▶ **Information supplied**
◆ ◆ ◆ ◆ ◆ ◆ ◆

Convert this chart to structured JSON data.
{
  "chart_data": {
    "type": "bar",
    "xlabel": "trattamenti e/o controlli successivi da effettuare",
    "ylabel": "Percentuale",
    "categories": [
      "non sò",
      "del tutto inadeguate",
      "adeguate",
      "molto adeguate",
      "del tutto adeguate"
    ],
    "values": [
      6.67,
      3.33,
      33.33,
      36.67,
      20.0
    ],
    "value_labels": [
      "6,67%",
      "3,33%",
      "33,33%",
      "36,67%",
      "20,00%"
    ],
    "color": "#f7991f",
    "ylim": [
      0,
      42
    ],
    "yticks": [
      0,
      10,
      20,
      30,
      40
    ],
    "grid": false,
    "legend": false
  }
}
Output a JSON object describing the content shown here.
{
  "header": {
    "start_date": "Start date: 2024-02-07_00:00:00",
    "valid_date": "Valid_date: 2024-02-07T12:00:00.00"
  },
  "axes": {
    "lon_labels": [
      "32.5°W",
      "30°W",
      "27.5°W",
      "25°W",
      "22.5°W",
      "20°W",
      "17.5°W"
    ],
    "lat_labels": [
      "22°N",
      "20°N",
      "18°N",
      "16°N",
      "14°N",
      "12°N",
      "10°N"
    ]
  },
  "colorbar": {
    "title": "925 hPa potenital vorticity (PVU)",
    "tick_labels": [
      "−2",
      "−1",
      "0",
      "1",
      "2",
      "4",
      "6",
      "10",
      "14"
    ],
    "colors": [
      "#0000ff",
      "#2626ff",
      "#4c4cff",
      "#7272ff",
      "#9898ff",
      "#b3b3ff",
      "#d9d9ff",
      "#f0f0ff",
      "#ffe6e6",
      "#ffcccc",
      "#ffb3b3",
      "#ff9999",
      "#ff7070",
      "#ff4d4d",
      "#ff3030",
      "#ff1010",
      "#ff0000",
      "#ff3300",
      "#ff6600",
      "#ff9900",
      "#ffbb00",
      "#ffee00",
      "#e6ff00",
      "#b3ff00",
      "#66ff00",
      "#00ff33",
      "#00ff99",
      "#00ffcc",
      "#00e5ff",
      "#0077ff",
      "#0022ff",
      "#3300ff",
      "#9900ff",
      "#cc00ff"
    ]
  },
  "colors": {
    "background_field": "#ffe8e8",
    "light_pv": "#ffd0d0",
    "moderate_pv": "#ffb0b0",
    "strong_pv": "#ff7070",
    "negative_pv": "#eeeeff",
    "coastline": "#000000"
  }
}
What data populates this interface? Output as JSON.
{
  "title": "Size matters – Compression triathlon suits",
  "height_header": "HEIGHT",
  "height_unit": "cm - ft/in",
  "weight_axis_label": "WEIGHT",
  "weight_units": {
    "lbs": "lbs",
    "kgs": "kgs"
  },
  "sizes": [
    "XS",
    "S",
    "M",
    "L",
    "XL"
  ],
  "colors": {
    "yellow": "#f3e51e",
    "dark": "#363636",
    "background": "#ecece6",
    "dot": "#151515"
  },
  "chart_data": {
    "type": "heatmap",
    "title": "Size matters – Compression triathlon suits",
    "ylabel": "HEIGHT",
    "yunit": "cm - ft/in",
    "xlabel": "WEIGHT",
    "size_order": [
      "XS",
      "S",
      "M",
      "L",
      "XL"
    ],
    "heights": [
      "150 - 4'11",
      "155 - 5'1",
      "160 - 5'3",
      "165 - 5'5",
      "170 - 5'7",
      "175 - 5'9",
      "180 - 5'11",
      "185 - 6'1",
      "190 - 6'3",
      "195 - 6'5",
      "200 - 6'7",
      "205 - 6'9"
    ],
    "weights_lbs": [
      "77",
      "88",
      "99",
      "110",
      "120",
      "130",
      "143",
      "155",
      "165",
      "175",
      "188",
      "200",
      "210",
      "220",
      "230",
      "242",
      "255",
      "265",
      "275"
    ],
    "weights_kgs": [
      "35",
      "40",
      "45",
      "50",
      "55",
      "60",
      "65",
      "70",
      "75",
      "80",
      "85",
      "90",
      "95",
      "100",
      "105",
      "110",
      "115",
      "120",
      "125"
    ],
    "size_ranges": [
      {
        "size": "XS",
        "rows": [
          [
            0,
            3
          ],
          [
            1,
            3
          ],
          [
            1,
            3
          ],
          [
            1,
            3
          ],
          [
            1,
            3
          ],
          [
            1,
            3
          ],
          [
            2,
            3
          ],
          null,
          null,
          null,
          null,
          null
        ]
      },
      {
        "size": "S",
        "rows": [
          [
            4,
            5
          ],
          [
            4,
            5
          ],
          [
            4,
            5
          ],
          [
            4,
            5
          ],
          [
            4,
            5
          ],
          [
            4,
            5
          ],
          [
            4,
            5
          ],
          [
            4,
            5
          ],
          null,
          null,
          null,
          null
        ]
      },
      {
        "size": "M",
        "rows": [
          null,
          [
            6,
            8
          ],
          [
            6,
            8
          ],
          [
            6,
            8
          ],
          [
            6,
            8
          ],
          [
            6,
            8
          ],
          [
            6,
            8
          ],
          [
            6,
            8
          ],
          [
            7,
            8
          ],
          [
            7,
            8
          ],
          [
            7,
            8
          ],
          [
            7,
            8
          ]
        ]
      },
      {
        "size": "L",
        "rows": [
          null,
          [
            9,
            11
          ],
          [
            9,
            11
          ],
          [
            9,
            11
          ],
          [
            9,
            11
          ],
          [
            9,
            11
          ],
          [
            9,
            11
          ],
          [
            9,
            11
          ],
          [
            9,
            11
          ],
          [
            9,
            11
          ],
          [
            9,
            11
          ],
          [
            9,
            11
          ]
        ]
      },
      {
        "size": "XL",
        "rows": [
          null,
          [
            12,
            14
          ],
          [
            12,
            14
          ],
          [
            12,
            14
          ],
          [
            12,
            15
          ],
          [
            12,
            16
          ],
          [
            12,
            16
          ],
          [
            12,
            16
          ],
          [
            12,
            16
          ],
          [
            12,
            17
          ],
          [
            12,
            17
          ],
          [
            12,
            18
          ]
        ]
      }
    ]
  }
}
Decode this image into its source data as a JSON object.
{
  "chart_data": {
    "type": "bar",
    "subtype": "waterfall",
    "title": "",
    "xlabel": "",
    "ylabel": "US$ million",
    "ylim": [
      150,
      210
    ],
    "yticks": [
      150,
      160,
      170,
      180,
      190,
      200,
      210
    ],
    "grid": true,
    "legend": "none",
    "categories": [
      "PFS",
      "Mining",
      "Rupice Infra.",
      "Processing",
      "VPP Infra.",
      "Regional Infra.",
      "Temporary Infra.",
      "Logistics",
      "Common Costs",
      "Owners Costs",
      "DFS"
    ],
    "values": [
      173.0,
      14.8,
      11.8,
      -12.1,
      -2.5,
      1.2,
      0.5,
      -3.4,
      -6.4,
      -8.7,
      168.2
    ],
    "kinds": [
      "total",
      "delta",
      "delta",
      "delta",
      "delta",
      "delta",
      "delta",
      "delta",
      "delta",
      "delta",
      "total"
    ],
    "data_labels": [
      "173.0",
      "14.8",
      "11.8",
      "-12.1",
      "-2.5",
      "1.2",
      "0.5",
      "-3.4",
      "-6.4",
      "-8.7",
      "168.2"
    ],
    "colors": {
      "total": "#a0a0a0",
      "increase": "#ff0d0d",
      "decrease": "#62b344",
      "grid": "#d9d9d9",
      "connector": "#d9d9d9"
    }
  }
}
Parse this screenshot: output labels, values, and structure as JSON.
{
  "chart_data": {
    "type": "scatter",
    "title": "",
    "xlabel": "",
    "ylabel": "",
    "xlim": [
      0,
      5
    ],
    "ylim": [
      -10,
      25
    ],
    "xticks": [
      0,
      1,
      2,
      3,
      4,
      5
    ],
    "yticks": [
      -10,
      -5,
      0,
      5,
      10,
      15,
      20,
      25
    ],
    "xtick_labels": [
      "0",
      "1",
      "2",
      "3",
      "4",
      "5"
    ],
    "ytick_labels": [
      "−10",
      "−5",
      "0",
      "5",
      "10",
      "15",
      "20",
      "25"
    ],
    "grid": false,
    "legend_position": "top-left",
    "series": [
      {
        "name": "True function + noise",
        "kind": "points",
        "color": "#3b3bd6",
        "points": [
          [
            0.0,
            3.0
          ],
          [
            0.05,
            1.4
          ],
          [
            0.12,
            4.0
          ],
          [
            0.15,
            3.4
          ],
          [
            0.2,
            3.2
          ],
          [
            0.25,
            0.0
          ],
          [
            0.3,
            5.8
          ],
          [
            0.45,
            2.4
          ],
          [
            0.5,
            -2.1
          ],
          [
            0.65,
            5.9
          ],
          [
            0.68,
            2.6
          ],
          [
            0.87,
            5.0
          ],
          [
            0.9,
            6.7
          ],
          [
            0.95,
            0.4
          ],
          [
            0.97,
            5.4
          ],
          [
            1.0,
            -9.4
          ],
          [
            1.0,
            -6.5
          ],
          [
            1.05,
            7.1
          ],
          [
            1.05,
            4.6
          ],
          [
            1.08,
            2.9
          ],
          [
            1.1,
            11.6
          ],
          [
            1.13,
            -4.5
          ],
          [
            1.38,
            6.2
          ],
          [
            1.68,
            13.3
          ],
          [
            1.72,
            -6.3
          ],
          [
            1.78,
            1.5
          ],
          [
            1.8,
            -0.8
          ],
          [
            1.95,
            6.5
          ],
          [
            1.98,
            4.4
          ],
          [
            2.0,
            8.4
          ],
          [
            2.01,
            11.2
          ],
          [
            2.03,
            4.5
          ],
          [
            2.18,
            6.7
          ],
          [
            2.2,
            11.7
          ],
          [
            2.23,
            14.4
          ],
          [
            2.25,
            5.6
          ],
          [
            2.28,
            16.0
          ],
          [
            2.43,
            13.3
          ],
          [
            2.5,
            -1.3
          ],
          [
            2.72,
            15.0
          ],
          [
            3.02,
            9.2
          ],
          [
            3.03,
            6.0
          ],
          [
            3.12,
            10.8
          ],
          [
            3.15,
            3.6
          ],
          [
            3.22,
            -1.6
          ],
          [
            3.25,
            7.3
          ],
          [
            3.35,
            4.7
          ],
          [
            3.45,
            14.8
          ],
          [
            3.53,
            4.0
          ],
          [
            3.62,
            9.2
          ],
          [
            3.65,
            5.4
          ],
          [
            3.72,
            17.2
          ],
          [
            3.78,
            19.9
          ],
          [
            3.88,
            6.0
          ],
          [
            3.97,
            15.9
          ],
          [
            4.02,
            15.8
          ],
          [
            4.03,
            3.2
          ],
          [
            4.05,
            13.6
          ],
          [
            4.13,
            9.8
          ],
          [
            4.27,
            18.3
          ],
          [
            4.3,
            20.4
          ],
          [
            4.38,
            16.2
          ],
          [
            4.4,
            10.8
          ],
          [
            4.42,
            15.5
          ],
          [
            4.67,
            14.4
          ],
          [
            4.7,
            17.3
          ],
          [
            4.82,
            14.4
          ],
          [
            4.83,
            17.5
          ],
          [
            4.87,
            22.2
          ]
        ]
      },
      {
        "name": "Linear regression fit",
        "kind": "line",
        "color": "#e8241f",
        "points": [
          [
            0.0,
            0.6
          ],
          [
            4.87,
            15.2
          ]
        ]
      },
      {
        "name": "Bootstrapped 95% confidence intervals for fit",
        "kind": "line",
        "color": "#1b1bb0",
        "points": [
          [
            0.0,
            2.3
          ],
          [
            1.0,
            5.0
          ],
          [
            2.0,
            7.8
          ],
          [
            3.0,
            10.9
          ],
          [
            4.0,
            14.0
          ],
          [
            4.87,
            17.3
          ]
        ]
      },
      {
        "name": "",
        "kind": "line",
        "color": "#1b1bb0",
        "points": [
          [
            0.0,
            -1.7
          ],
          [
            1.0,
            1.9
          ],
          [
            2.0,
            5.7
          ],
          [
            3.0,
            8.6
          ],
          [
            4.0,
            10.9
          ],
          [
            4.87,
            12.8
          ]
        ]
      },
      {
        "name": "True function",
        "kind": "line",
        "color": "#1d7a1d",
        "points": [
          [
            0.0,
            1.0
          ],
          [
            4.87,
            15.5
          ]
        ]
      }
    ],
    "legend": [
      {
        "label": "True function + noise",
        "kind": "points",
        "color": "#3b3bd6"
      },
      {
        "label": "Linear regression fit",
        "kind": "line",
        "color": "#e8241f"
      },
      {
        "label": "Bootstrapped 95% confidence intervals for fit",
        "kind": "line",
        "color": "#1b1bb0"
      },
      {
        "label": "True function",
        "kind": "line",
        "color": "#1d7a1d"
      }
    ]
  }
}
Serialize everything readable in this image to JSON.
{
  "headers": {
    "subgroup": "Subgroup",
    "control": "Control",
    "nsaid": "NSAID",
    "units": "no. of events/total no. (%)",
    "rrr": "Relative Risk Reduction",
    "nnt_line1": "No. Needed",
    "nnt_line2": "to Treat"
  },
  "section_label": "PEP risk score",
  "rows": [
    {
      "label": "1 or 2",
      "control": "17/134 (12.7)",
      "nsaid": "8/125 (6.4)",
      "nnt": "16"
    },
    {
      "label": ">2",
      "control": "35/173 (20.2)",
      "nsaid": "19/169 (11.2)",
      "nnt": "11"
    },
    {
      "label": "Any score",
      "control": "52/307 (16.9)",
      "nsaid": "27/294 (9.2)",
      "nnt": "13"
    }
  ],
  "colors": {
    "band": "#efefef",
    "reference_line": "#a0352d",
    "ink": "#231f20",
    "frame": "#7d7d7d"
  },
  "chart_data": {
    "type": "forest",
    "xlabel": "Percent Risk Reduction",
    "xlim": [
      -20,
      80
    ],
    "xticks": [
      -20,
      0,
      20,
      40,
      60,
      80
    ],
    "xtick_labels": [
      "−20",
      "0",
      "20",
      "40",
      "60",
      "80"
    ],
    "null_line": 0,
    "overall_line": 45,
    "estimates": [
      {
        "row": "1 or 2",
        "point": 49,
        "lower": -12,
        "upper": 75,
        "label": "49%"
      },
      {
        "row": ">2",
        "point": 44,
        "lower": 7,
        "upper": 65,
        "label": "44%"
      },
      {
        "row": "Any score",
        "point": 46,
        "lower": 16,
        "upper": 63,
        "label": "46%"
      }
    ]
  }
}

◆ ◆ ◆ ◆ ◆ ◆ ◆

Filter lines by "Infra" and return each hit.

      "Rupice Infra.",
      "VPP Infra.",
      "Regional Infra.",
      "Temporary Infra.",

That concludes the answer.